══ Materials provided ══

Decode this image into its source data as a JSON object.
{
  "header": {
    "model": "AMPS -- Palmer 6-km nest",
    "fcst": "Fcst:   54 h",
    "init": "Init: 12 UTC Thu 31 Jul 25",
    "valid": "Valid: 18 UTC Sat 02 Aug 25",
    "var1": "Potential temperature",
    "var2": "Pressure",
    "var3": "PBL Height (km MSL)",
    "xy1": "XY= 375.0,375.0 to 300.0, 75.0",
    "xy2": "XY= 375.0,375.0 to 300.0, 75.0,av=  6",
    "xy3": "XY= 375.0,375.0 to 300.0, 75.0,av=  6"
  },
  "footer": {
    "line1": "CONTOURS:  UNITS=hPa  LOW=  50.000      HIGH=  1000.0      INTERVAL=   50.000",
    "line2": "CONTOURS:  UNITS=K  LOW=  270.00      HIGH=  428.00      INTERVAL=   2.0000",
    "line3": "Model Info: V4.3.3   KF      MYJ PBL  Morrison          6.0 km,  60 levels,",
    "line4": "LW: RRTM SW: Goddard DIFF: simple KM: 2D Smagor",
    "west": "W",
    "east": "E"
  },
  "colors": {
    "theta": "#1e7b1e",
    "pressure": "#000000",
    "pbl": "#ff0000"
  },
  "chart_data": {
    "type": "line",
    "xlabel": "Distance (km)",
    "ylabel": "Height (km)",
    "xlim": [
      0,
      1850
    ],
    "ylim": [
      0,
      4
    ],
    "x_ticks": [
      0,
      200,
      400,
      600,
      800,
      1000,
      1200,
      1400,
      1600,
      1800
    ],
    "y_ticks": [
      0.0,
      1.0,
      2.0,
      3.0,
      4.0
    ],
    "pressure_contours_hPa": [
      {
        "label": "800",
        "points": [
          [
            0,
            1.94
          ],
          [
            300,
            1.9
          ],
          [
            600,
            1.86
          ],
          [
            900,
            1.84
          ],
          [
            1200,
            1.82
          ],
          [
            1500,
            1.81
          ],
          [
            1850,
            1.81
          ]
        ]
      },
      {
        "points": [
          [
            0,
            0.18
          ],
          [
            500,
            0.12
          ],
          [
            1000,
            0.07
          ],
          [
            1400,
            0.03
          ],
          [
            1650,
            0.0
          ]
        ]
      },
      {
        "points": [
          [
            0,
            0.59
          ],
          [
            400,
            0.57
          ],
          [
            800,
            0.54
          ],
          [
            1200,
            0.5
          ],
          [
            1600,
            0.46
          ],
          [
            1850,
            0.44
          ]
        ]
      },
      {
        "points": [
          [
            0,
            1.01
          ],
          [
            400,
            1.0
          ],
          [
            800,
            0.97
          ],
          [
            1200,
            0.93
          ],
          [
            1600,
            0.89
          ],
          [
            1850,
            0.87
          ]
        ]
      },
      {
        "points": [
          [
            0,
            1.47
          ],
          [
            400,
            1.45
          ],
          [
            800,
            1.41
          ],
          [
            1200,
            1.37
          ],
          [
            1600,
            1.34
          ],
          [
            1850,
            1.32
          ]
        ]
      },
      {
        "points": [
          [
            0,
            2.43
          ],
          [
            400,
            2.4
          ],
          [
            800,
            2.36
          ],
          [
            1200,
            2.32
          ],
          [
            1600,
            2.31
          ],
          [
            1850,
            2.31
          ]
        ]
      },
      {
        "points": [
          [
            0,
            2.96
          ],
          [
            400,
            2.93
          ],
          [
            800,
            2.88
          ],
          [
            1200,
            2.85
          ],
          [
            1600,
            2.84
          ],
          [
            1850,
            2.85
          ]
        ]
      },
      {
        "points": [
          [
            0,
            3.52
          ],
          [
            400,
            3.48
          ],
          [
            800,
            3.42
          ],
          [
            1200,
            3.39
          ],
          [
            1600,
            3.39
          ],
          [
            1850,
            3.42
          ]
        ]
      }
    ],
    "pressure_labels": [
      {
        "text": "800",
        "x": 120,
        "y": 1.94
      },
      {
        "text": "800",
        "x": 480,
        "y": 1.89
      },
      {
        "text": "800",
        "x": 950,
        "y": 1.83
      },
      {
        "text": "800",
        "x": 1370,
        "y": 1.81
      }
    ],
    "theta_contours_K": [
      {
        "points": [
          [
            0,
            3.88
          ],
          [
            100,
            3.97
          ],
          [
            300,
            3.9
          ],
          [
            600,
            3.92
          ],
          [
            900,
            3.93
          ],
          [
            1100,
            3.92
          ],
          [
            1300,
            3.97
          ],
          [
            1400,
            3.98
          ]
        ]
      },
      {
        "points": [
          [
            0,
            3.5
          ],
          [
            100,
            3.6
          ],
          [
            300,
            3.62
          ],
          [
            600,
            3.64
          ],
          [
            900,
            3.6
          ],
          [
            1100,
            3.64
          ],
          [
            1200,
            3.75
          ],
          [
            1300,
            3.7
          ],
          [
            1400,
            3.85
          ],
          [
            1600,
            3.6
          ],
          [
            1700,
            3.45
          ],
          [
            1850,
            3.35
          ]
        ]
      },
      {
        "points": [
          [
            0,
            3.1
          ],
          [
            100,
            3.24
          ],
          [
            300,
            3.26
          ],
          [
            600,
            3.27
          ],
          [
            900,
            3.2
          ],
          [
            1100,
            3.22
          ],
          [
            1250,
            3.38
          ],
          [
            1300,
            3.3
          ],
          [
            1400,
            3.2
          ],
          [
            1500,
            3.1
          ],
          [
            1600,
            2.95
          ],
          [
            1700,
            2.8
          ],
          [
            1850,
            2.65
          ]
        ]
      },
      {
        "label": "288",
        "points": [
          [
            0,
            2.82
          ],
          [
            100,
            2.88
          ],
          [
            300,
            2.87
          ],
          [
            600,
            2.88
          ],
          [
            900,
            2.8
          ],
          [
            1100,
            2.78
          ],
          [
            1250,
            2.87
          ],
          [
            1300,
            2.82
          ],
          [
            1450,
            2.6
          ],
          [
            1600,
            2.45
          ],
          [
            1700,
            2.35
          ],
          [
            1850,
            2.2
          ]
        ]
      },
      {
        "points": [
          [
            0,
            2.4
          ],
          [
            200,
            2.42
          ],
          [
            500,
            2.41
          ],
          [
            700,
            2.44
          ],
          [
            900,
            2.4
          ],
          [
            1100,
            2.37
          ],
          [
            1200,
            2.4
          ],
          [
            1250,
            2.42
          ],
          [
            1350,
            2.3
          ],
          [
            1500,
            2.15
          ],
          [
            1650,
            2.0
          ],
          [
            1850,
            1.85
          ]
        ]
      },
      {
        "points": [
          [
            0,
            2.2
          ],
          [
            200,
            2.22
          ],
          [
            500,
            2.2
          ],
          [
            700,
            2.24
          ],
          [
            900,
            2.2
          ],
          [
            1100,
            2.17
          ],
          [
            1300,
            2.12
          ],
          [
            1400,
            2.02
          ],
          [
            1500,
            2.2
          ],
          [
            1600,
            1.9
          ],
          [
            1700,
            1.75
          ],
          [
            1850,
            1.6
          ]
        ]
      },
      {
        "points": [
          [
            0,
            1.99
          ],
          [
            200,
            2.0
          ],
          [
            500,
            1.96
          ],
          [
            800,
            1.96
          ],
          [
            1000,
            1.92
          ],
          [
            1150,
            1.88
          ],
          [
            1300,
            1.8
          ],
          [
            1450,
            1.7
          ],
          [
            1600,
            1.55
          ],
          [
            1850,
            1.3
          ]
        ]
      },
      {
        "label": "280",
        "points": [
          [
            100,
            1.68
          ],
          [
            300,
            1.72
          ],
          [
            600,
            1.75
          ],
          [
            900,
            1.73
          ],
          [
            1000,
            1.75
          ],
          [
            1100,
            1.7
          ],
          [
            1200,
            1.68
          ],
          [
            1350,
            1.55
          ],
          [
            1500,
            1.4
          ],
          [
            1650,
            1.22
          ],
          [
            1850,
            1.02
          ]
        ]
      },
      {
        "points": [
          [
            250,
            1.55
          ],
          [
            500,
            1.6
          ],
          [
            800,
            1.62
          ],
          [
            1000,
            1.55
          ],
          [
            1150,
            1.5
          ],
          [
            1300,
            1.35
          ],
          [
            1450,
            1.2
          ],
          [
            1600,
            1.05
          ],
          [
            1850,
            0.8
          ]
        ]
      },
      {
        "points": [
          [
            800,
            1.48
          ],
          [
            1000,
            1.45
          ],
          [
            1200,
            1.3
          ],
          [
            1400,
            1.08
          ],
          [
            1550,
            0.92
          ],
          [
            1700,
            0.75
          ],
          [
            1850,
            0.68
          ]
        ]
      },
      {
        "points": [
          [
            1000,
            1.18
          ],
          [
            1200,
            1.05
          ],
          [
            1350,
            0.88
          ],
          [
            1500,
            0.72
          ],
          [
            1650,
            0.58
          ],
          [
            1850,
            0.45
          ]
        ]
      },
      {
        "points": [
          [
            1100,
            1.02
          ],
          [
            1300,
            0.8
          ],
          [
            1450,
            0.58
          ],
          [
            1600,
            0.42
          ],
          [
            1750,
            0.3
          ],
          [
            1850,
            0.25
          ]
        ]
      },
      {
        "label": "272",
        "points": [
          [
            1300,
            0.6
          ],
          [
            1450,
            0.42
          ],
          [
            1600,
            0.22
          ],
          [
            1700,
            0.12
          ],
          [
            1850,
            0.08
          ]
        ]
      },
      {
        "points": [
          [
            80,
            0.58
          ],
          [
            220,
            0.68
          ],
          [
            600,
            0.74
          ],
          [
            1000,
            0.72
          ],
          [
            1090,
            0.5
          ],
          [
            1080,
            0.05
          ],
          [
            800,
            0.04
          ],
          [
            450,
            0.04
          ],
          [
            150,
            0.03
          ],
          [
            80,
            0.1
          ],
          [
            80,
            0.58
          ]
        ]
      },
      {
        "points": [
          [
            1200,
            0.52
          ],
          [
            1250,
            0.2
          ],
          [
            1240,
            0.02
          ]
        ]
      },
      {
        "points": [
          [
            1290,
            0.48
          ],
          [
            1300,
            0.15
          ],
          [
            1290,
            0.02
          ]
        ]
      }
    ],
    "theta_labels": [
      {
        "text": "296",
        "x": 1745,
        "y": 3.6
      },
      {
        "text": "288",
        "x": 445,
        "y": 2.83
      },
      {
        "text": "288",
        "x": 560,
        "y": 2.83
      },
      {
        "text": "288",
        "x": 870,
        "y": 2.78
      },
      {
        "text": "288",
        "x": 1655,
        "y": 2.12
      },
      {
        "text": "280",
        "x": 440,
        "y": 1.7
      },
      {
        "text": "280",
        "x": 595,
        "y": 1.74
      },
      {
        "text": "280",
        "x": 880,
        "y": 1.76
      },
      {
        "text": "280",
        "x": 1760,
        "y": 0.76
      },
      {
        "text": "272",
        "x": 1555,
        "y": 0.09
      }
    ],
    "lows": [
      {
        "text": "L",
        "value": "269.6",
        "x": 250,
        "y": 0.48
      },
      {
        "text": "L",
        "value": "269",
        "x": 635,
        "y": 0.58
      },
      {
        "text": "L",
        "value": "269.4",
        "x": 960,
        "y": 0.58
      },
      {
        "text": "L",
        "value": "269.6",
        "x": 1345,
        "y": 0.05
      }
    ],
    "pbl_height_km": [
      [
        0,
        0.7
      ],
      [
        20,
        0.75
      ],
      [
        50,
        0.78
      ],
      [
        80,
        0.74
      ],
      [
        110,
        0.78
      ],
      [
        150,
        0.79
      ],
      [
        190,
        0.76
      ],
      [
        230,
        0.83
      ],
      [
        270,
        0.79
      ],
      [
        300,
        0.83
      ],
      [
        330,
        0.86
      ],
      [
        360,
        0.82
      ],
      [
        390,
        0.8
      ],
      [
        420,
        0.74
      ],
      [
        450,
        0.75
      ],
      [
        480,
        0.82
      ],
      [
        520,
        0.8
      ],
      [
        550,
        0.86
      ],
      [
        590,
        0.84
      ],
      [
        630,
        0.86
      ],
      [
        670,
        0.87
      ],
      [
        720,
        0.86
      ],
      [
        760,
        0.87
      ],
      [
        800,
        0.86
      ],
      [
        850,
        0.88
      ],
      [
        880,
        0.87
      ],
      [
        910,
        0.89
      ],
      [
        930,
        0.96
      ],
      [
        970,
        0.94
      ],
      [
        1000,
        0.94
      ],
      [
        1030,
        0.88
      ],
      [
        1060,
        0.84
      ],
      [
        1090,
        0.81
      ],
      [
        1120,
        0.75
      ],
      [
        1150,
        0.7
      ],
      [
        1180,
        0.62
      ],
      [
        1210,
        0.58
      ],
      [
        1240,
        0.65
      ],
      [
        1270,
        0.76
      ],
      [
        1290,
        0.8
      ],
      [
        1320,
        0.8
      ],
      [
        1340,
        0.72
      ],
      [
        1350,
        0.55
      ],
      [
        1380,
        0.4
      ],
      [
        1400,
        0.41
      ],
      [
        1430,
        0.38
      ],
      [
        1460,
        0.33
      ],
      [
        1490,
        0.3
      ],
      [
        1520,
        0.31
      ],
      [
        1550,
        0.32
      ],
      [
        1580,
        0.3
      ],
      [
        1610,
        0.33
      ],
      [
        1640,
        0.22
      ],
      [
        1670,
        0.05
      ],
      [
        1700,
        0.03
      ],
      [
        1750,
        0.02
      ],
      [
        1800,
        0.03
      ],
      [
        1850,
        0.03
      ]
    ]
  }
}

═══

Task details: Nothing but a number is needed here: how many lines hold the string "INTERVAL"?

The solution: 2